──────── Rows

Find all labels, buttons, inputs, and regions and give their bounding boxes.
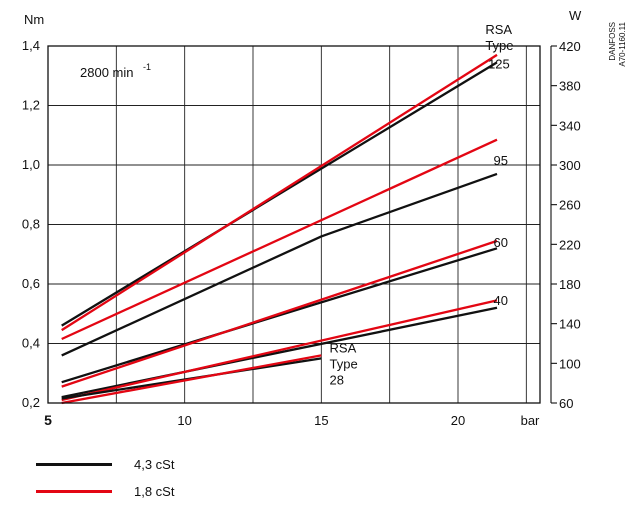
- series-group: [61, 53, 498, 405]
- watermark-text: A70-1160.11: [618, 21, 627, 66]
- labels: 2800 min -1RSAType125956040RSAType28DANFO…: [80, 21, 627, 387]
- annotation-type-28: RSA: [330, 340, 357, 355]
- series-line-60-red: [61, 239, 498, 388]
- watermark-text: DANFOSS: [608, 22, 617, 61]
- series-line-60-black: [61, 247, 498, 384]
- legend-item-1-8-cst: 1,8 cSt: [36, 479, 174, 503]
- series-line-95-red: [61, 138, 498, 341]
- series-line-125-black: [61, 61, 498, 327]
- y-tick-label: 0,2: [22, 395, 40, 410]
- y2-tick-label: 420: [559, 39, 581, 54]
- annotation-label-60: 60: [494, 235, 508, 250]
- y-tick-label: 1,2: [22, 98, 40, 113]
- torque-power-chart: 0,2 0,4 0,6 0,8 1,0 1,2 1,4 5 10 15 20 bar Nm 60 100 14…: [22, 8, 627, 428]
- speed-label: 2800 min: [80, 65, 133, 80]
- legend-swatch-4-3-cst: [36, 462, 112, 466]
- y2-tick-label: 180: [559, 277, 581, 292]
- series-line-28-red: [61, 354, 322, 405]
- plot-frame: [47, 45, 541, 404]
- x-tick-label: 10: [177, 413, 191, 428]
- y-tick-label: 0,6: [22, 276, 40, 291]
- y2-tick-label: 380: [559, 79, 581, 94]
- annotation-type-28: Type: [330, 356, 358, 371]
- legend-label: 1,8 cSt: [134, 483, 175, 499]
- annotation-type-header-top: Type: [485, 38, 513, 53]
- y-tick-label: 1,0: [22, 157, 40, 172]
- y-tick-label: 0,4: [22, 336, 40, 351]
- annotation-label-40: 40: [494, 293, 508, 308]
- x-tick-label: 5: [44, 412, 52, 428]
- series-line-40-black: [61, 306, 498, 399]
- x-tick-label: 15: [314, 413, 328, 428]
- legend-label: 4,3 cSt: [134, 456, 175, 472]
- x-axis-unit: bar: [521, 413, 540, 428]
- annotation-label-95: 95: [494, 153, 508, 168]
- y-axis-unit-right: W: [569, 8, 582, 23]
- y2-tick-label: 340: [559, 118, 581, 133]
- y2-tick-label: 260: [559, 198, 581, 213]
- y2-tick-label: 140: [559, 317, 581, 332]
- y2-tick-label: 220: [559, 237, 581, 252]
- y-tick-label: 0,8: [22, 217, 40, 232]
- y2-tick-label: 100: [559, 356, 581, 371]
- x-tick-label: 20: [451, 413, 465, 428]
- y2-tick-label: 300: [559, 158, 581, 173]
- grid: [48, 46, 540, 403]
- watermark: DANFOSS A70-1160.11: [608, 21, 627, 66]
- annotation-type-28: 28: [330, 372, 344, 387]
- y-tick-label: 1,4: [22, 38, 40, 53]
- y2-tick-label: 60: [559, 396, 573, 411]
- y-axis-unit-left: Nm: [24, 12, 44, 27]
- annotation-label-125: 125: [488, 56, 510, 71]
- legend: 4,3 cSt 1,8 cSt: [36, 452, 174, 506]
- series-line-40-red: [61, 299, 498, 402]
- series-line-125-red: [61, 53, 498, 332]
- legend-item-4-3-cst: 4,3 cSt: [36, 452, 174, 476]
- legend-swatch-1-8-cst: [36, 489, 112, 493]
- speed-exponent: -1: [143, 62, 151, 72]
- annotation-type-header-top: RSA: [485, 22, 512, 37]
- series-line-95-black: [61, 172, 498, 357]
- axes: 0,2 0,4 0,6 0,8 1,0 1,2 1,4 5 10 15 20 bar Nm 60 100 14…: [22, 8, 582, 428]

────────────────

● Your objective
Update the entries by changing every "y2-tick-label" to "right-tick-label", keeping everything else the same and leaving out the pictures.

● Task result
Find all labels, buttons, inputs, and regions and give their bounding boxes.
- series-group: [61, 53, 498, 405]
- watermark-text: A70-1160.11: [618, 21, 627, 66]
- labels: 2800 min -1RSAType125956040RSAType28DANFO…: [80, 21, 627, 387]
- annotation-type-28: RSA: [330, 340, 357, 355]
- series-line-60-red: [61, 239, 498, 388]
- watermark-text: DANFOSS: [608, 22, 617, 61]
- series-line-60-black: [61, 247, 498, 384]
- legend-item-1-8-cst: 1,8 cSt: [36, 479, 174, 503]
- series-line-95-red: [61, 138, 498, 341]
- series-line-125-black: [61, 61, 498, 327]
- y-tick-label: 0,2: [22, 395, 40, 410]
- right-tick-label: 420: [559, 39, 581, 54]
- annotation-label-60: 60: [494, 235, 508, 250]
- y-tick-label: 1,2: [22, 98, 40, 113]
- torque-power-chart: 0,2 0,4 0,6 0,8 1,0 1,2 1,4 5 10 15 20 bar Nm 60 100 14…: [22, 8, 627, 428]
- speed-label: 2800 min: [80, 65, 133, 80]
- legend-swatch-4-3-cst: [36, 462, 112, 466]
- right-tick-label: 180: [559, 277, 581, 292]
- series-line-28-red: [61, 354, 322, 405]
- plot-frame: [47, 45, 541, 404]
- x-tick-label: 10: [177, 413, 191, 428]
- y-tick-label: 0,6: [22, 276, 40, 291]
- right-tick-label: 380: [559, 79, 581, 94]
- annotation-type-28: Type: [330, 356, 358, 371]
- legend-label: 1,8 cSt: [134, 483, 175, 499]
- annotation-type-header-top: Type: [485, 38, 513, 53]
- y-tick-label: 1,0: [22, 157, 40, 172]
- y-tick-label: 0,4: [22, 336, 40, 351]
- annotation-label-40: 40: [494, 293, 508, 308]
- x-tick-label: 5: [44, 412, 52, 428]
- series-line-40-black: [61, 306, 498, 399]
- x-tick-label: 15: [314, 413, 328, 428]
- legend-label: 4,3 cSt: [134, 456, 175, 472]
- x-axis-unit: bar: [521, 413, 540, 428]
- annotation-label-95: 95: [494, 153, 508, 168]
- y-axis-unit-right: W: [569, 8, 582, 23]
- right-tick-label: 340: [559, 118, 581, 133]
- right-tick-label: 260: [559, 198, 581, 213]
- right-tick-label: 140: [559, 317, 581, 332]
- right-tick-label: 220: [559, 237, 581, 252]
- y-tick-label: 0,8: [22, 217, 40, 232]
- right-tick-label: 100: [559, 356, 581, 371]
- x-tick-label: 20: [451, 413, 465, 428]
- right-tick-label: 300: [559, 158, 581, 173]
- grid: [48, 46, 540, 403]
- watermark: DANFOSS A70-1160.11: [608, 21, 627, 66]
- annotation-type-28: 28: [330, 372, 344, 387]
- y-tick-label: 1,4: [22, 38, 40, 53]
- right-tick-label: 60: [559, 396, 573, 411]
- y-axis-unit-left: Nm: [24, 12, 44, 27]
- annotation-label-125: 125: [488, 56, 510, 71]
- legend: 4,3 cSt 1,8 cSt: [36, 452, 174, 506]
- series-line-40-red: [61, 299, 498, 402]
- series-line-125-red: [61, 53, 498, 332]
- legend-item-4-3-cst: 4,3 cSt: [36, 452, 174, 476]
- legend-swatch-1-8-cst: [36, 489, 112, 493]
- speed-exponent: -1: [143, 62, 151, 72]
- annotation-type-header-top: RSA: [485, 22, 512, 37]
- series-line-95-black: [61, 172, 498, 357]
- axes: 0,2 0,4 0,6 0,8 1,0 1,2 1,4 5 10 15 20 bar Nm 60 100 14…: [22, 8, 582, 428]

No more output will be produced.